Work to do :: Copy out every line of the records where the string "heading" occurs.
------------------------
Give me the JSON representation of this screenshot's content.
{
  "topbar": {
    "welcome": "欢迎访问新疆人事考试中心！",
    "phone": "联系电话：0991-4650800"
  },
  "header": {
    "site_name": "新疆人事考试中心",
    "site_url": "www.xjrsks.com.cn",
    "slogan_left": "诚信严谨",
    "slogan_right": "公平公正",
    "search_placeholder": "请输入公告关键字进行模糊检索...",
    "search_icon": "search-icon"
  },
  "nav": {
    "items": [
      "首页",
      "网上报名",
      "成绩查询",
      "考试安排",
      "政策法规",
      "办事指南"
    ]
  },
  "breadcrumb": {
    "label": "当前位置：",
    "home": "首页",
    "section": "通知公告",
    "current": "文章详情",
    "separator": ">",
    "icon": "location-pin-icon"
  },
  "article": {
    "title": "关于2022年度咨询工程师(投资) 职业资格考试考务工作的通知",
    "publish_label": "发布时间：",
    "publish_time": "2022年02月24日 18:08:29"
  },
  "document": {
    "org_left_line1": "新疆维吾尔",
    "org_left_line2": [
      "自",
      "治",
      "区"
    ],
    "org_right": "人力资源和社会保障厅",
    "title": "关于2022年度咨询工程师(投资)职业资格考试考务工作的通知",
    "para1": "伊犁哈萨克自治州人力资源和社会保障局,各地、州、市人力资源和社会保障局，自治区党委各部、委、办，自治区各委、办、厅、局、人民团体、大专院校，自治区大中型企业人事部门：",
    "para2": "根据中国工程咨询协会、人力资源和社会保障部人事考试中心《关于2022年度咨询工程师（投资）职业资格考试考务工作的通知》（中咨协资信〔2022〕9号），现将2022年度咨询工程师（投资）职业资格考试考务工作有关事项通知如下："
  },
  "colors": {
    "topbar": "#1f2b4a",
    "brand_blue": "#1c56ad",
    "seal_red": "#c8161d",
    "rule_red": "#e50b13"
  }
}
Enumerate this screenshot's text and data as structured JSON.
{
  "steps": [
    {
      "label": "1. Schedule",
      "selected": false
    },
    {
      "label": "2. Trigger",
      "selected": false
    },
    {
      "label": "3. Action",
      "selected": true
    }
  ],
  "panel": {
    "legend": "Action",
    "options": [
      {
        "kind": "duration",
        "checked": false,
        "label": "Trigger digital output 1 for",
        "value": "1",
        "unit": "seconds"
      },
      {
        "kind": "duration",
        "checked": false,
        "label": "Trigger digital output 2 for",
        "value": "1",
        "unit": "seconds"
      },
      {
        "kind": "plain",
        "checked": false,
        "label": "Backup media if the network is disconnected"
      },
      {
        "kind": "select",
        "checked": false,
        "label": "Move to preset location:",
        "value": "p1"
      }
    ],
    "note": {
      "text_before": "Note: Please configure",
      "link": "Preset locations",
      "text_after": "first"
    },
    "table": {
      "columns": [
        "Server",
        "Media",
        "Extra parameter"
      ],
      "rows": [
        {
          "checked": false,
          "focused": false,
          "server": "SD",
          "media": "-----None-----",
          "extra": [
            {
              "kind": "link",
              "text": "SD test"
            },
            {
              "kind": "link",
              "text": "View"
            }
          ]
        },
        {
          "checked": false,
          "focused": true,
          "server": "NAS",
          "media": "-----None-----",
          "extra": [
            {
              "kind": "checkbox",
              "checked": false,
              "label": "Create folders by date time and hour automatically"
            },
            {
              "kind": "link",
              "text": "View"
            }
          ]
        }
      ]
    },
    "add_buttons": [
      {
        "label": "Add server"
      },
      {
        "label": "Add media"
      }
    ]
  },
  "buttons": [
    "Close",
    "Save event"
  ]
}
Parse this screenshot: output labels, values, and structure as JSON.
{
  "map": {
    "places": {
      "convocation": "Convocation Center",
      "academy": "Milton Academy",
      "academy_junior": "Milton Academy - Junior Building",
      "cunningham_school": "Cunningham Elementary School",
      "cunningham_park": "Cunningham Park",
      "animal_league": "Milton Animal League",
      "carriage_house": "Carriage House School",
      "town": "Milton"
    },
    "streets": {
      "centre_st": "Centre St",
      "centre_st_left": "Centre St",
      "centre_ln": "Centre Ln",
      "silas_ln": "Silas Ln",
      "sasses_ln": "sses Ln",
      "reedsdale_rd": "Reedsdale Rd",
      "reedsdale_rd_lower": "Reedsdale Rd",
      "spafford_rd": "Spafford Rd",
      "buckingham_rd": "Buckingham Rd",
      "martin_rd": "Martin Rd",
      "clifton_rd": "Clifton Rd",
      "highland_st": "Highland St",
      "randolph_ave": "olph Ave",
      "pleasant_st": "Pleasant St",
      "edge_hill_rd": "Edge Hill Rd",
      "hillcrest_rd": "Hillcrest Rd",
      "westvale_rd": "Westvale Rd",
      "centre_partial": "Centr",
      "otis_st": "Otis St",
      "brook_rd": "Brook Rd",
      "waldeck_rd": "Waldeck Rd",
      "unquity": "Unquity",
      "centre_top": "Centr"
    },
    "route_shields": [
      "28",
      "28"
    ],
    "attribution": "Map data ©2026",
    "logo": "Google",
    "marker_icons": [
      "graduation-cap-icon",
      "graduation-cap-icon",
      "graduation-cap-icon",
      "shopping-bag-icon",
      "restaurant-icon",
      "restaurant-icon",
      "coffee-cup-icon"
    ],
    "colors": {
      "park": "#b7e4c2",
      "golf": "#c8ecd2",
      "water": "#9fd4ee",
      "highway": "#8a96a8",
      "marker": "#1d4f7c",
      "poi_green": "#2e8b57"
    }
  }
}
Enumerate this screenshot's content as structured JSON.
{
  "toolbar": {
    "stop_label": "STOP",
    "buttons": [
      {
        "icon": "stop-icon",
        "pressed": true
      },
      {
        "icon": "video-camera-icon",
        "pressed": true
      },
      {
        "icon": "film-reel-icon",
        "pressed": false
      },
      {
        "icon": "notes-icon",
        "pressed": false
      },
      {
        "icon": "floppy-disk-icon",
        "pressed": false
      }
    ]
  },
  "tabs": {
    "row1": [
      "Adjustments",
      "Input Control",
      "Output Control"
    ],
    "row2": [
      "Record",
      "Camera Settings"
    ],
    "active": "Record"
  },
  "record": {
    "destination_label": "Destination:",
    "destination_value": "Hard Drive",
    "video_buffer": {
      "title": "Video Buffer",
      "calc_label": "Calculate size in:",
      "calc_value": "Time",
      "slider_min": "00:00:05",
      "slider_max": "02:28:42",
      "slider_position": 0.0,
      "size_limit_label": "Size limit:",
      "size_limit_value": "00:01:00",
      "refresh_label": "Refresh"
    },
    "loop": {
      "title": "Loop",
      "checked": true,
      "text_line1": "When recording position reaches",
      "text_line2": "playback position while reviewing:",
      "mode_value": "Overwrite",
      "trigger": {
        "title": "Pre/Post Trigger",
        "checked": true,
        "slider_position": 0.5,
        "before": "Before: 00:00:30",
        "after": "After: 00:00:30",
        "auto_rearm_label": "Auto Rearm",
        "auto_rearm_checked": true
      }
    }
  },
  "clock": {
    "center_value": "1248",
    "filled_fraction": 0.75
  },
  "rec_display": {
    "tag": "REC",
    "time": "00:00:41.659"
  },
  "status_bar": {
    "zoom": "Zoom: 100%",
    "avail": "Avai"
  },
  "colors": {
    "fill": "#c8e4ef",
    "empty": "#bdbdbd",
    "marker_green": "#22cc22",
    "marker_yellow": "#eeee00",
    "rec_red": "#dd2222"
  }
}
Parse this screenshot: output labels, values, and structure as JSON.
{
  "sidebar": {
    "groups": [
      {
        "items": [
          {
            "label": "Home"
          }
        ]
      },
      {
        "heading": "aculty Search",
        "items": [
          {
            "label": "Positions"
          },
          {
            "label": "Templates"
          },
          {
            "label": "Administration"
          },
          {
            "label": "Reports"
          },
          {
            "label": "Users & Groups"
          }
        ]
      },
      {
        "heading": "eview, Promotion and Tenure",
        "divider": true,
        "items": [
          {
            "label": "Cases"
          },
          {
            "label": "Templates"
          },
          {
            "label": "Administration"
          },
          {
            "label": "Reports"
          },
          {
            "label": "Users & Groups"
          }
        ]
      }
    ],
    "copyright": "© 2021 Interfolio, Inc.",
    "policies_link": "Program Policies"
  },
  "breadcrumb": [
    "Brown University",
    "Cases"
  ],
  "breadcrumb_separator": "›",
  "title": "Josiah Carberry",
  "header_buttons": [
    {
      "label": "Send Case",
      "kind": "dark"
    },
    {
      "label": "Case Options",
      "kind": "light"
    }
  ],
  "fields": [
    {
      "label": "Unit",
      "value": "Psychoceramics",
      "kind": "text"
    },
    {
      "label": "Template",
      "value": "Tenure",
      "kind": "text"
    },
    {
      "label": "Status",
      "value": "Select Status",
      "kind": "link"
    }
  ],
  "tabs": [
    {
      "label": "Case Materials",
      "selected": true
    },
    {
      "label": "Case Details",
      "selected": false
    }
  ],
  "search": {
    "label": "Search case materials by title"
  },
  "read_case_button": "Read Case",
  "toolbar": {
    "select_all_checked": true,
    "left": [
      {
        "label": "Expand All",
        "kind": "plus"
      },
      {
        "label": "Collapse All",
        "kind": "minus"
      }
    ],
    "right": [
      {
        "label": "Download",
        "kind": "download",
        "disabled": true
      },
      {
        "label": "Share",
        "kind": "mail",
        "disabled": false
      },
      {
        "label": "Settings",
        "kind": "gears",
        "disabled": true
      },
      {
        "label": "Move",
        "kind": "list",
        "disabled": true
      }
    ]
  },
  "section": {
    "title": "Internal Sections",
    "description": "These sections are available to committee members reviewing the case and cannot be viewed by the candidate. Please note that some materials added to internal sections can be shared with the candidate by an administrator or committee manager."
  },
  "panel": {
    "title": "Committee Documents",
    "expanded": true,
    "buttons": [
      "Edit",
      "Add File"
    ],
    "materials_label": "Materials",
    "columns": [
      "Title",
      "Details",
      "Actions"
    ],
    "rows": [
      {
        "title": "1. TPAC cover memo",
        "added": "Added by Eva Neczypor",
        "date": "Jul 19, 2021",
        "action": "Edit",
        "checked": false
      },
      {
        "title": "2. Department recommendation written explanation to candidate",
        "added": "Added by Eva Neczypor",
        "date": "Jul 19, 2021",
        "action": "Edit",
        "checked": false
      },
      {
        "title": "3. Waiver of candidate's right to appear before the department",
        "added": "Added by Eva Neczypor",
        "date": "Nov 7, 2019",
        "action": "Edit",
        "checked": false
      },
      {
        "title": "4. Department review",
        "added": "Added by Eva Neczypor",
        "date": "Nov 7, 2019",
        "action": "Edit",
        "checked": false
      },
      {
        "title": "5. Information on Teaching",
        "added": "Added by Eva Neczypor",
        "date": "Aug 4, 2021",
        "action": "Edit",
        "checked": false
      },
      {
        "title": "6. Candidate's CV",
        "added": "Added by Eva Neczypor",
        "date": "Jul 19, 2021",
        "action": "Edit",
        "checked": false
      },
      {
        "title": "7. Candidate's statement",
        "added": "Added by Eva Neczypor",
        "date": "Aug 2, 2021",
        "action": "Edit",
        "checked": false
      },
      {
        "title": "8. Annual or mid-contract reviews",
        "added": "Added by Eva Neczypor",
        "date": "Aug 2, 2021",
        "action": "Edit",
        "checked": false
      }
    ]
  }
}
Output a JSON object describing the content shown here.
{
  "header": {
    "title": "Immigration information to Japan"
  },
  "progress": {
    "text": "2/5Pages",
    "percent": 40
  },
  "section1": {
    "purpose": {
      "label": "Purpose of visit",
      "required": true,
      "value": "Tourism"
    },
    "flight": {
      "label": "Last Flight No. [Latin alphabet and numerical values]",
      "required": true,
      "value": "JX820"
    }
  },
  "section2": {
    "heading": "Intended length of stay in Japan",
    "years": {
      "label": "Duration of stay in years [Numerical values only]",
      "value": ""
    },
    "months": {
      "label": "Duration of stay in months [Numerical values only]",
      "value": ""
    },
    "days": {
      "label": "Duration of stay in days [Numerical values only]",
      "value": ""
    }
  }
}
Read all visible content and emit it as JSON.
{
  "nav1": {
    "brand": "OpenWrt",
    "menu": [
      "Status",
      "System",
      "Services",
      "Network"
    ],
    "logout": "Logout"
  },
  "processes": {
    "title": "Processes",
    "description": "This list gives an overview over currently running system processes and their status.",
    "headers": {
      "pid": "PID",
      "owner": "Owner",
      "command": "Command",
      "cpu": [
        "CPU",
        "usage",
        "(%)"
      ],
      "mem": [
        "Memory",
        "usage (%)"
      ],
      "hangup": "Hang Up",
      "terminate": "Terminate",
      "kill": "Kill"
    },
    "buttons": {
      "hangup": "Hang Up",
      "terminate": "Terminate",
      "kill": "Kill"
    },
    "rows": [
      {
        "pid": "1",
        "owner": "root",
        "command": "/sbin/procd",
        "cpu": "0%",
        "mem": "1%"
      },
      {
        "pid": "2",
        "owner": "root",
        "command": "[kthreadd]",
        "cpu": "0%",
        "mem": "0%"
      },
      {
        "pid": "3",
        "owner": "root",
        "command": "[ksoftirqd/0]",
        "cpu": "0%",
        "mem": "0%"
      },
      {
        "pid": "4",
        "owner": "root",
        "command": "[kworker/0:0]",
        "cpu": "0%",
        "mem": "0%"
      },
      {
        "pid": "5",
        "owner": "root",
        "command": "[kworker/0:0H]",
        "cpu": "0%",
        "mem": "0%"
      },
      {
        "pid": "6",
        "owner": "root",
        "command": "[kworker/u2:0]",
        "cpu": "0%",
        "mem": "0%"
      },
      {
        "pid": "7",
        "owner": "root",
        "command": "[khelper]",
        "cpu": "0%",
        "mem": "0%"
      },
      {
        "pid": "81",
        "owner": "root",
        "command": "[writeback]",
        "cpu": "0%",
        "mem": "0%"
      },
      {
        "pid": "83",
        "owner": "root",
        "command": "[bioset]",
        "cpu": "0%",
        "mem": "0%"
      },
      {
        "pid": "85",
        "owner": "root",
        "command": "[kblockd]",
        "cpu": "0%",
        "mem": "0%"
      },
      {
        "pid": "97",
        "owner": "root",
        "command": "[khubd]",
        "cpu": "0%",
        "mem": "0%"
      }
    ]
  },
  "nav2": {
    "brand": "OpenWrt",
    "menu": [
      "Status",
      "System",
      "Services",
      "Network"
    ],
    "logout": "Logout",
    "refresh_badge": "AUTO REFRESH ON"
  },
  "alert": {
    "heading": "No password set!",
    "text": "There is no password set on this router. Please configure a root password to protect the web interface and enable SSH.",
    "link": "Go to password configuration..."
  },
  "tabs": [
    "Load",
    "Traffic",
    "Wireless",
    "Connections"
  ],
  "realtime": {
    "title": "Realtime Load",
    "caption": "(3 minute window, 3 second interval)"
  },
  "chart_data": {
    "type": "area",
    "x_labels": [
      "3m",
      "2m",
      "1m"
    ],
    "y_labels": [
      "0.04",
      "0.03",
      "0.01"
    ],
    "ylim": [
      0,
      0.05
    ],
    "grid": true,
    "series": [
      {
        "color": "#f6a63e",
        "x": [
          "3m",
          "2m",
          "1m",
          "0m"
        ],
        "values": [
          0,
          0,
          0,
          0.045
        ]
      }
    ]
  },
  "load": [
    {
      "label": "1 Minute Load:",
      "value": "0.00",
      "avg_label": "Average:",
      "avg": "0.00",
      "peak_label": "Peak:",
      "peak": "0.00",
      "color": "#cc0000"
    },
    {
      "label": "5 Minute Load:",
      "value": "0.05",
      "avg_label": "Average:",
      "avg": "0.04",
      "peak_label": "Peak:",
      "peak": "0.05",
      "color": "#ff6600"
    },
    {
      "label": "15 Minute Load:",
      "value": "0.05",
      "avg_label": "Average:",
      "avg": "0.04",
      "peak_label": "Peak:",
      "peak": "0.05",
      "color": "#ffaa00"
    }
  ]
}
------------------------
Right answer ::
        "heading": "aculty Search",
        "heading": "eview, Promotion and Tenure",
    "heading": "Intended length of stay in Japan",
    "heading": "No password set!",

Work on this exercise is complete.